> RECORDS SHOWN
>> Start

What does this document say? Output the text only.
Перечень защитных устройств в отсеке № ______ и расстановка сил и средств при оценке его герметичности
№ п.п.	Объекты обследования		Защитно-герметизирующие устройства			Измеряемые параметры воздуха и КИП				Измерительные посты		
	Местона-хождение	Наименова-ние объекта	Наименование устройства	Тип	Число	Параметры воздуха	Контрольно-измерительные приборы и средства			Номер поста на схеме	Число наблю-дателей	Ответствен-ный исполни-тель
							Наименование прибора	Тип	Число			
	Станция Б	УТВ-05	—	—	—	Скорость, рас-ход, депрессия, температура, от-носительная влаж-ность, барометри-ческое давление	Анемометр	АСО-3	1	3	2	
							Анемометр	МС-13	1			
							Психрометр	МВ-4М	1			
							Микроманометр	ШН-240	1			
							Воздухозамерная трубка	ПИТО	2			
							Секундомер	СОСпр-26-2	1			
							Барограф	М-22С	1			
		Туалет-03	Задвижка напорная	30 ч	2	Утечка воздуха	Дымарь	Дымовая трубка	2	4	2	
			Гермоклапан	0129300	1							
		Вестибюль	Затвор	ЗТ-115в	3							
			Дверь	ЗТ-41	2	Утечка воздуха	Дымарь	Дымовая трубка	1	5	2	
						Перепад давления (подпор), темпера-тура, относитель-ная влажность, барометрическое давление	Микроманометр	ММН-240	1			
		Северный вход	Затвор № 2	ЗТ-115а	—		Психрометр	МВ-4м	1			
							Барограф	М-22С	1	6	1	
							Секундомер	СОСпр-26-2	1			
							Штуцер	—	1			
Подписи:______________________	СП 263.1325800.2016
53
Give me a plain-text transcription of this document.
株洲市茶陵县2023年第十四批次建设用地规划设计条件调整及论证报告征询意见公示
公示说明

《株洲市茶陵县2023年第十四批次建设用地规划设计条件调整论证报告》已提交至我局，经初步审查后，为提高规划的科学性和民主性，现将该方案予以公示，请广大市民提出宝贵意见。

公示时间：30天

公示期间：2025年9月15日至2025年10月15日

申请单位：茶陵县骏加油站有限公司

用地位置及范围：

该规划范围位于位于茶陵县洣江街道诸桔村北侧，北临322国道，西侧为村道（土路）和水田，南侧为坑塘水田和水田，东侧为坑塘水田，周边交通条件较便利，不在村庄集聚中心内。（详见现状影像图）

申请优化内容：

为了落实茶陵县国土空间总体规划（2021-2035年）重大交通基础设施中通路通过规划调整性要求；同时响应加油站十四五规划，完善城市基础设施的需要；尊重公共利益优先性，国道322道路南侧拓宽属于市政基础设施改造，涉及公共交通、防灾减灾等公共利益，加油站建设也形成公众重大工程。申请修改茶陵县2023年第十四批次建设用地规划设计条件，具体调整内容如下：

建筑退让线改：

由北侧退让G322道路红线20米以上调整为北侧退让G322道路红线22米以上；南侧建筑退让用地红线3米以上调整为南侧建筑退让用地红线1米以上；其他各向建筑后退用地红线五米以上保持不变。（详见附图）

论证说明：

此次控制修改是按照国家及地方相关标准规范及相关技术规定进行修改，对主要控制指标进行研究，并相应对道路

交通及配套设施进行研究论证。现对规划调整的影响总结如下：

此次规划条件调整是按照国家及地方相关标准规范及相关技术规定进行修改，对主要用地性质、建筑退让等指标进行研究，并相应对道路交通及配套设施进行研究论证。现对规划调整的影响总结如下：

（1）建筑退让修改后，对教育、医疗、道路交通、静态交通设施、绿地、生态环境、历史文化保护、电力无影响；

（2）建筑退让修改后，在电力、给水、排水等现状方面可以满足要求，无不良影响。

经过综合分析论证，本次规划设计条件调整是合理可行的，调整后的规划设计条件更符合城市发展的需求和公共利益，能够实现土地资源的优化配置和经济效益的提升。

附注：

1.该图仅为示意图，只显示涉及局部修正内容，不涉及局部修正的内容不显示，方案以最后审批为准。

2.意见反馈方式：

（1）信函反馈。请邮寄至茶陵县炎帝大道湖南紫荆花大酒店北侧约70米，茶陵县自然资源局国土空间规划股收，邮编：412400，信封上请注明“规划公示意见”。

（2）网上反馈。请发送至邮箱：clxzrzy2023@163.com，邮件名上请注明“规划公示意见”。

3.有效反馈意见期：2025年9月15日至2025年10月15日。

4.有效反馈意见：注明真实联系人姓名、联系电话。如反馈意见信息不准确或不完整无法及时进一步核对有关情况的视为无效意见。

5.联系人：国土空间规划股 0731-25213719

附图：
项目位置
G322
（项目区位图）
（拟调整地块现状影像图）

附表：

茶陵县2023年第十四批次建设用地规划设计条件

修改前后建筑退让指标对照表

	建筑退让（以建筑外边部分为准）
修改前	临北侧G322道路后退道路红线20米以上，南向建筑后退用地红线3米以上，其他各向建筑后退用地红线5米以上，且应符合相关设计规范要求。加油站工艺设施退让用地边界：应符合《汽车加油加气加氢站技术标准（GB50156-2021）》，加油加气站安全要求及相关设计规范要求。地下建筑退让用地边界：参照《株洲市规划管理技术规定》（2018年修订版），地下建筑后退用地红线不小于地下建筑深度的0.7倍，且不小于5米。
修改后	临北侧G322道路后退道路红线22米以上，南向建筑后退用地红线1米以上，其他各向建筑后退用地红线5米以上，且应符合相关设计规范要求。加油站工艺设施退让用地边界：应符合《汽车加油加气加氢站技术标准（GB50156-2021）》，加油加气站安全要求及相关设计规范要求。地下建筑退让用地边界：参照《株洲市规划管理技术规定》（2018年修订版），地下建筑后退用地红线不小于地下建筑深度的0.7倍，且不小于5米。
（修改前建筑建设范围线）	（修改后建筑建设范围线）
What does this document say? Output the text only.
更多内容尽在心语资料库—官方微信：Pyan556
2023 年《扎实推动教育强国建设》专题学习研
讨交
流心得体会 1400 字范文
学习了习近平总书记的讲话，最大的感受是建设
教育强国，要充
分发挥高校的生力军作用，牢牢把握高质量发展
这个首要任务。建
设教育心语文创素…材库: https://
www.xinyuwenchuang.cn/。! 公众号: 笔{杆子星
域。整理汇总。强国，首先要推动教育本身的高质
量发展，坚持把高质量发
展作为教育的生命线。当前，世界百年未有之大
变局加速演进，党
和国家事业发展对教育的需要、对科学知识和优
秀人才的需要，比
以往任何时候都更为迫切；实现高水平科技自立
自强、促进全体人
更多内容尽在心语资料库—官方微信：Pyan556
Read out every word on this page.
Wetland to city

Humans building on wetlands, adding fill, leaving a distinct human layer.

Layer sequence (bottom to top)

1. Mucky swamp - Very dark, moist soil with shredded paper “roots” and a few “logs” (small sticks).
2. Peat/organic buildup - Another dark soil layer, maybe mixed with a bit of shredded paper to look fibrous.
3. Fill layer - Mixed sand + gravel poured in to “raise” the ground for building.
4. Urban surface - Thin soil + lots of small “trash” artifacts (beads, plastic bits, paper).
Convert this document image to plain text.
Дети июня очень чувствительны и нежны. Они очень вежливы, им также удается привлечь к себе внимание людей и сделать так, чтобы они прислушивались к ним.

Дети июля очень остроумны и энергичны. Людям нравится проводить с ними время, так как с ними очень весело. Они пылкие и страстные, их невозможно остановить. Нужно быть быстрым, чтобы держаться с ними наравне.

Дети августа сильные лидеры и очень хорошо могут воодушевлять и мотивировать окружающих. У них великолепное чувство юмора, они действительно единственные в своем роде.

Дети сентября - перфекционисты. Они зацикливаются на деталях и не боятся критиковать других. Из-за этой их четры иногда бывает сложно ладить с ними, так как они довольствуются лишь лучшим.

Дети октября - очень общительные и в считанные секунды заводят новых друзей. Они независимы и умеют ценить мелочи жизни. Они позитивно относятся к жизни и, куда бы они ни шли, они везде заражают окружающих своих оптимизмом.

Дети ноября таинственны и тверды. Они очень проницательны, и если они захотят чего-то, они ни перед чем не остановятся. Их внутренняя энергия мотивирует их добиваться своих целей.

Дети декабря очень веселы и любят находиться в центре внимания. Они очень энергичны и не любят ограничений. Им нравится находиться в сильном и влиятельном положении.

>> End

> WORK TO COMPLETE
What is the number of lines in the data that hold the word "shredded"? Reply with that number and nothing else.

> TASK ANSWER
2